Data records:

☆ ☆ ☆

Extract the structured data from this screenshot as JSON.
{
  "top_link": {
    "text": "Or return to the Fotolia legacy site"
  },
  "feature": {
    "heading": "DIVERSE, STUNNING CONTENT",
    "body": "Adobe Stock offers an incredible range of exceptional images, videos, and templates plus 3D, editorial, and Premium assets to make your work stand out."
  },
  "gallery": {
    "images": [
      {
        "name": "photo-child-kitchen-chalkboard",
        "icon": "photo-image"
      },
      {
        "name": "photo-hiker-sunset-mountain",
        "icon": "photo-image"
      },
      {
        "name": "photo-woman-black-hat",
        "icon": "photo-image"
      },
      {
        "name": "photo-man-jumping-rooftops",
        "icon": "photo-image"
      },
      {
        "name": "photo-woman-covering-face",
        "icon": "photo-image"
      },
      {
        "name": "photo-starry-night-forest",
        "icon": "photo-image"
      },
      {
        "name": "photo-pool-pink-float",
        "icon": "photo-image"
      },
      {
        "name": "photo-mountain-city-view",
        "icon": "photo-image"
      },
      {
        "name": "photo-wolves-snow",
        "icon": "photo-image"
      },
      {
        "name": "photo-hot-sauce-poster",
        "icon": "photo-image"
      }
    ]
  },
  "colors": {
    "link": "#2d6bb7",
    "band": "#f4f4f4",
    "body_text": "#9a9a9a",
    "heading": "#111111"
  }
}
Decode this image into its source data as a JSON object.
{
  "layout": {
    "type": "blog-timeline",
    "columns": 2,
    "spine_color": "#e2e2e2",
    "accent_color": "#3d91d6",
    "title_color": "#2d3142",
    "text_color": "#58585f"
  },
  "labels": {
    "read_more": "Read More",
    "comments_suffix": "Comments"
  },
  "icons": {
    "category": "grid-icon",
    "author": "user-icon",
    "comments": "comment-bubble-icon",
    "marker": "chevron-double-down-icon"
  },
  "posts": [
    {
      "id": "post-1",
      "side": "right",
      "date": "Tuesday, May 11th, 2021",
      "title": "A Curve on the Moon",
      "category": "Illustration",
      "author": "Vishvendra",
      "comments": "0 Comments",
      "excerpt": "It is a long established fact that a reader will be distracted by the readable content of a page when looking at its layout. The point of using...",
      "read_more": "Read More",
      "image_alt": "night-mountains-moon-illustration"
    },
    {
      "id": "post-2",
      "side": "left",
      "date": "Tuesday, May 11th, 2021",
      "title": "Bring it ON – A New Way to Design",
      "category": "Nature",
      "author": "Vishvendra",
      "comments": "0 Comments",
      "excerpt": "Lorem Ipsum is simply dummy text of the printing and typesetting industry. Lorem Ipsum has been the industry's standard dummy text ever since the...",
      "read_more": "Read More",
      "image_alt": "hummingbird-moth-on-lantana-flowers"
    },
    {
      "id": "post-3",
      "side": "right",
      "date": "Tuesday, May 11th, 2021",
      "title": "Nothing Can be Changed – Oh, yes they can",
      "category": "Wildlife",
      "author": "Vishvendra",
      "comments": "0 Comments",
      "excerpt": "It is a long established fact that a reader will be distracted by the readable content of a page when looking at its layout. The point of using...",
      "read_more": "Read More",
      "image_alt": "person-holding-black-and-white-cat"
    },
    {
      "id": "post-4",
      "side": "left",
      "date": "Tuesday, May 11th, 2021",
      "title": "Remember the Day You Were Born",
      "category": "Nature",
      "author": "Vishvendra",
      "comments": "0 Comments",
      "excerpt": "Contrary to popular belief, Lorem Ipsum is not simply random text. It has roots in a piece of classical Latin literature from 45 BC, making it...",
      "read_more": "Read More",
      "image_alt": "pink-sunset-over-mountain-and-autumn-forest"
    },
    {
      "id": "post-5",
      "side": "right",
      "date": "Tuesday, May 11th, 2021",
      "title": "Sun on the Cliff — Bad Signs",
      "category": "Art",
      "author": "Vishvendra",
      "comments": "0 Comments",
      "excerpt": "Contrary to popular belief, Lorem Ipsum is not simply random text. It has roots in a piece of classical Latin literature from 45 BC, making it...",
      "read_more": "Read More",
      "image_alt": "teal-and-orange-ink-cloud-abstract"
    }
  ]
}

☆ ☆ ☆

### [Short problem]
Write out every entry above, word for word.

### [Written response]
Extract the structured data from this screenshot as JSON.
{
  "top_link": {
    "text": "Or return to the Fotolia legacy site"
  },
  "feature": {
    "heading": "DIVERSE, STUNNING CONTENT",
    "body": "Adobe Stock offers an incredible range of exceptional images, videos, and templates plus 3D, editorial, and Premium assets to make your work stand out."
  },
  "gallery": {
    "images": [
      {
        "name": "photo-child-kitchen-chalkboard",
        "icon": "photo-image"
      },
      {
        "name": "photo-hiker-sunset-mountain",
        "icon": "photo-image"
      },
      {
        "name": "photo-woman-black-hat",
        "icon": "photo-image"
      },
      {
        "name": "photo-man-jumping-rooftops",
        "icon": "photo-image"
      },
      {
        "name": "photo-woman-covering-face",
        "icon": "photo-image"
      },
      {
        "name": "photo-starry-night-forest",
        "icon": "photo-image"
      },
      {
        "name": "photo-pool-pink-float",
        "icon": "photo-image"
      },
      {
        "name": "photo-mountain-city-view",
        "icon": "photo-image"
      },
      {
        "name": "photo-wolves-snow",
        "icon": "photo-image"
      },
      {
        "name": "photo-hot-sauce-poster",
        "icon": "photo-image"
      }
    ]
  },
  "colors": {
    "link": "#2d6bb7",
    "band": "#f4f4f4",
    "body_text": "#9a9a9a",
    "heading": "#111111"
  }
}
Decode this image into its source data as a JSON object.
{
  "layout": {
    "type": "blog-timeline",
    "columns": 2,
    "spine_color": "#e2e2e2",
    "accent_color": "#3d91d6",
    "title_color": "#2d3142",
    "text_color": "#58585f"
  },
  "labels": {
    "read_more": "Read More",
    "comments_suffix": "Comments"
  },
  "icons": {
    "category": "grid-icon",
    "author": "user-icon",
    "comments": "comment-bubble-icon",
    "marker": "chevron-double-down-icon"
  },
  "posts": [
    {
      "id": "post-1",
      "side": "right",
      "date": "Tuesday, May 11th, 2021",
      "title": "A Curve on the Moon",
      "category": "Illustration",
      "author": "Vishvendra",
      "comments": "0 Comments",
      "excerpt": "It is a long established fact that a reader will be distracted by the readable content of a page when looking at its layout. The point of using...",
      "read_more": "Read More",
      "image_alt": "night-mountains-moon-illustration"
    },
    {
      "id": "post-2",
      "side": "left",
      "date": "Tuesday, May 11th, 2021",
      "title": "Bring it ON – A New Way to Design",
      "category": "Nature",
      "author": "Vishvendra",
      "comments": "0 Comments",
      "excerpt": "Lorem Ipsum is simply dummy text of the printing and typesetting industry. Lorem Ipsum has been the industry's standard dummy text ever since the...",
      "read_more": "Read More",
      "image_alt": "hummingbird-moth-on-lantana-flowers"
    },
    {
      "id": "post-3",
      "side": "right",
      "date": "Tuesday, May 11th, 2021",
      "title": "Nothing Can be Changed – Oh, yes they can",
      "category": "Wildlife",
      "author": "Vishvendra",
      "comments": "0 Comments",
      "excerpt": "It is a long established fact that a reader will be distracted by the readable content of a page when looking at its layout. The point of using...",
      "read_more": "Read More",
      "image_alt": "person-holding-black-and-white-cat"
    },
    {
      "id": "post-4",
      "side": "left",
      "date": "Tuesday, May 11th, 2021",
      "title": "Remember the Day You Were Born",
      "category": "Nature",
      "author": "Vishvendra",
      "comments": "0 Comments",
      "excerpt": "Contrary to popular belief, Lorem Ipsum is not simply random text. It has roots in a piece of classical Latin literature from 45 BC, making it...",
      "read_more": "Read More",
      "image_alt": "pink-sunset-over-mountain-and-autumn-forest"
    },
    {
      "id": "post-5",
      "side": "right",
      "date": "Tuesday, May 11th, 2021",
      "title": "Sun on the Cliff — Bad Signs",
      "category": "Art",
      "author": "Vishvendra",
      "comments": "0 Comments",
      "excerpt": "Contrary to popular belief, Lorem Ipsum is not simply random text. It has roots in a piece of classical Latin literature from 45 BC, making it...",
      "read_more": "Read More",
      "image_alt": "teal-and-orange-ink-cloud-abstract"
    }
  ]
}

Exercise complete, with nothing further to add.